**THE REQUEST:** Return the data exactly, with all pictures removed.

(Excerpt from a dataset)
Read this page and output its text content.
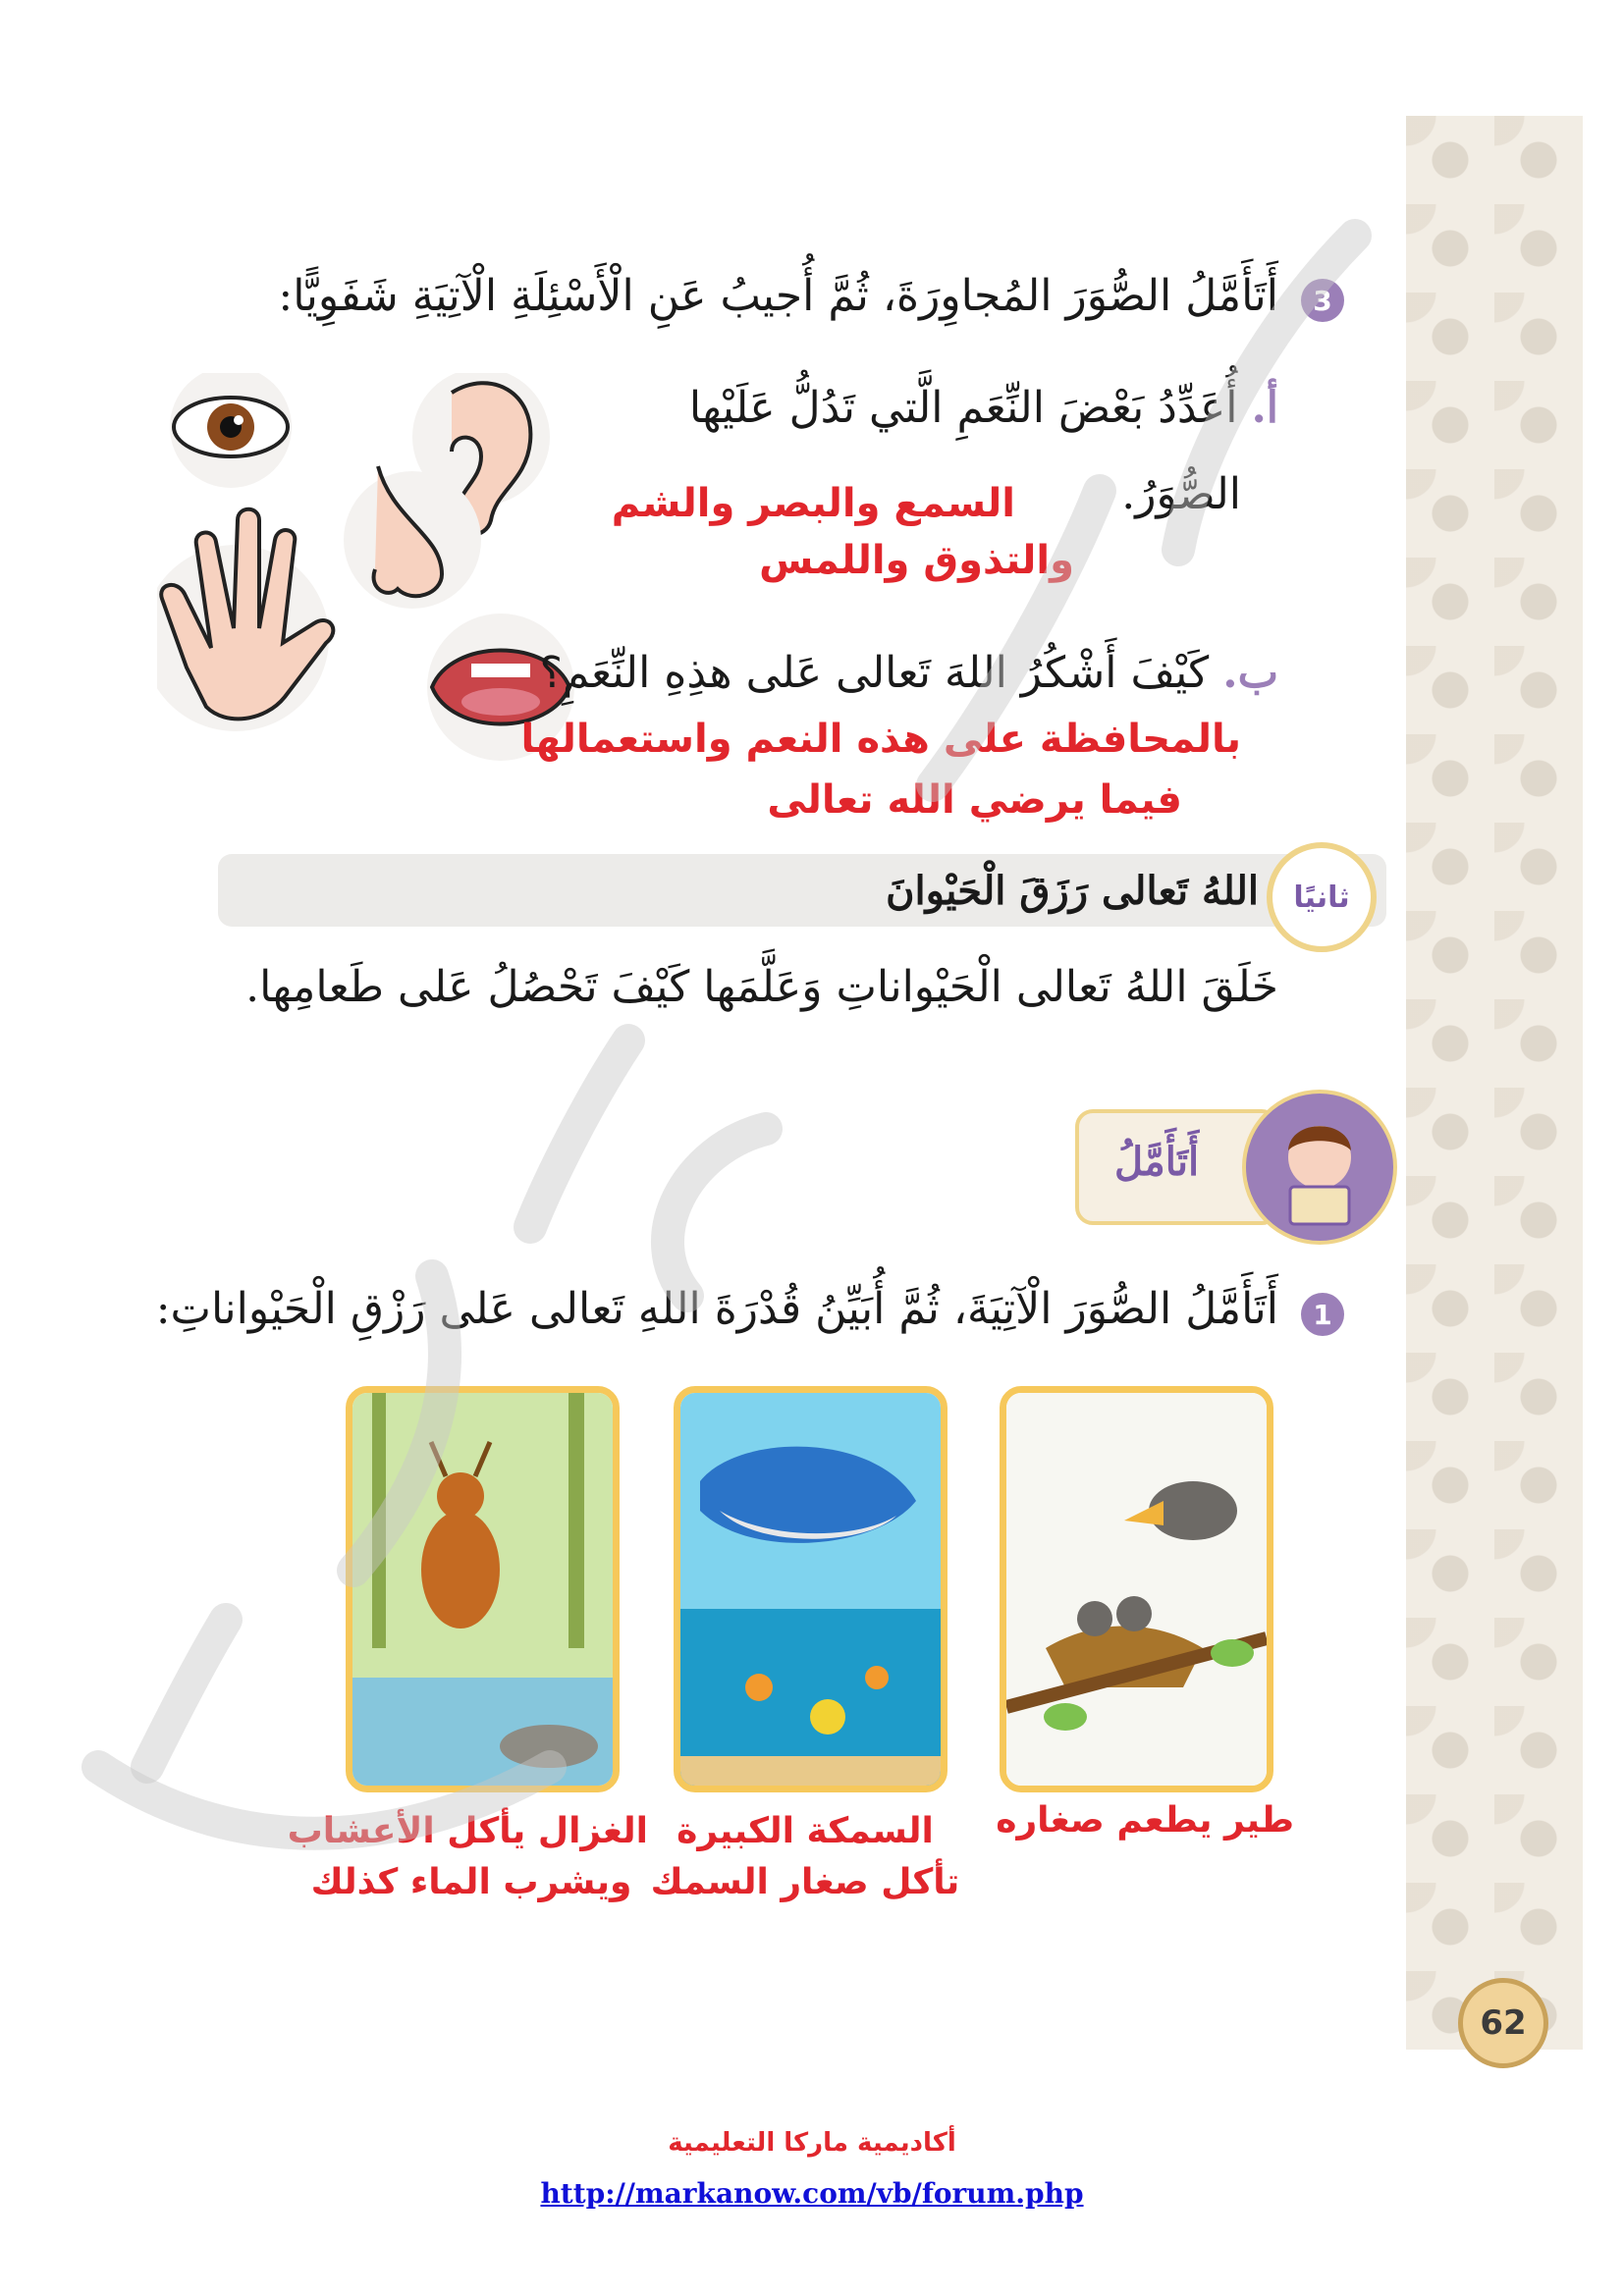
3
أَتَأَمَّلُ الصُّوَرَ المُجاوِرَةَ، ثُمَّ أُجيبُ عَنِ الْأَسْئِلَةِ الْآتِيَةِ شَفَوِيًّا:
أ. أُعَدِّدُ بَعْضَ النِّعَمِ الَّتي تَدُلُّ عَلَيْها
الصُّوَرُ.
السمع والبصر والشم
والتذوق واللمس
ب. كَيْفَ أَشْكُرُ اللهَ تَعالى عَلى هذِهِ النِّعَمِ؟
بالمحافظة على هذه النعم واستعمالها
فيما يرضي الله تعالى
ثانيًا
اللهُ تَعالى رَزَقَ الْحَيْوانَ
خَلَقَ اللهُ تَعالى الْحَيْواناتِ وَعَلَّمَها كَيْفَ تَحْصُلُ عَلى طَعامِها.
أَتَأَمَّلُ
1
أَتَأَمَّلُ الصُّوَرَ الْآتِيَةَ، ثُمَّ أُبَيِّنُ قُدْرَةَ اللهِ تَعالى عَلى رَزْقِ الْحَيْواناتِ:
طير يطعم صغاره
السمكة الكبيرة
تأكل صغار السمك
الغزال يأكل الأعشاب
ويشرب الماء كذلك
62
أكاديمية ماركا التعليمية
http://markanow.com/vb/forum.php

**FINISHED ANSWER:**
Read this page and output its text content.
3
أَتَأَمَّلُ الصُّوَرَ المُجاوِرَةَ، ثُمَّ أُجيبُ عَنِ الْأَسْئِلَةِ الْآتِيَةِ شَفَوِيًّا:
أ. أُعَدِّدُ بَعْضَ النِّعَمِ الَّتي تَدُلُّ عَلَيْها
الصُّوَرُ.
السمع والبصر والشم
والتذوق واللمس
ب. كَيْفَ أَشْكُرُ اللهَ تَعالى عَلى هذِهِ النِّعَمِ؟
بالمحافظة على هذه النعم واستعمالها
فيما يرضي الله تعالى
ثانيًا
اللهُ تَعالى رَزَقَ الْحَيْوانَ
خَلَقَ اللهُ تَعالى الْحَيْواناتِ وَعَلَّمَها كَيْفَ تَحْصُلُ عَلى طَعامِها.
أَتَأَمَّلُ
1
أَتَأَمَّلُ الصُّوَرَ الْآتِيَةَ، ثُمَّ أُبَيِّنُ قُدْرَةَ اللهِ تَعالى عَلى رَزْقِ الْحَيْواناتِ:
طير يطعم صغاره
السمكة الكبيرة
تأكل صغار السمك
الغزال يأكل الأعشاب
ويشرب الماء كذلك
62
أكاديمية ماركا التعليمية
http://markanow.com/vb/forum.php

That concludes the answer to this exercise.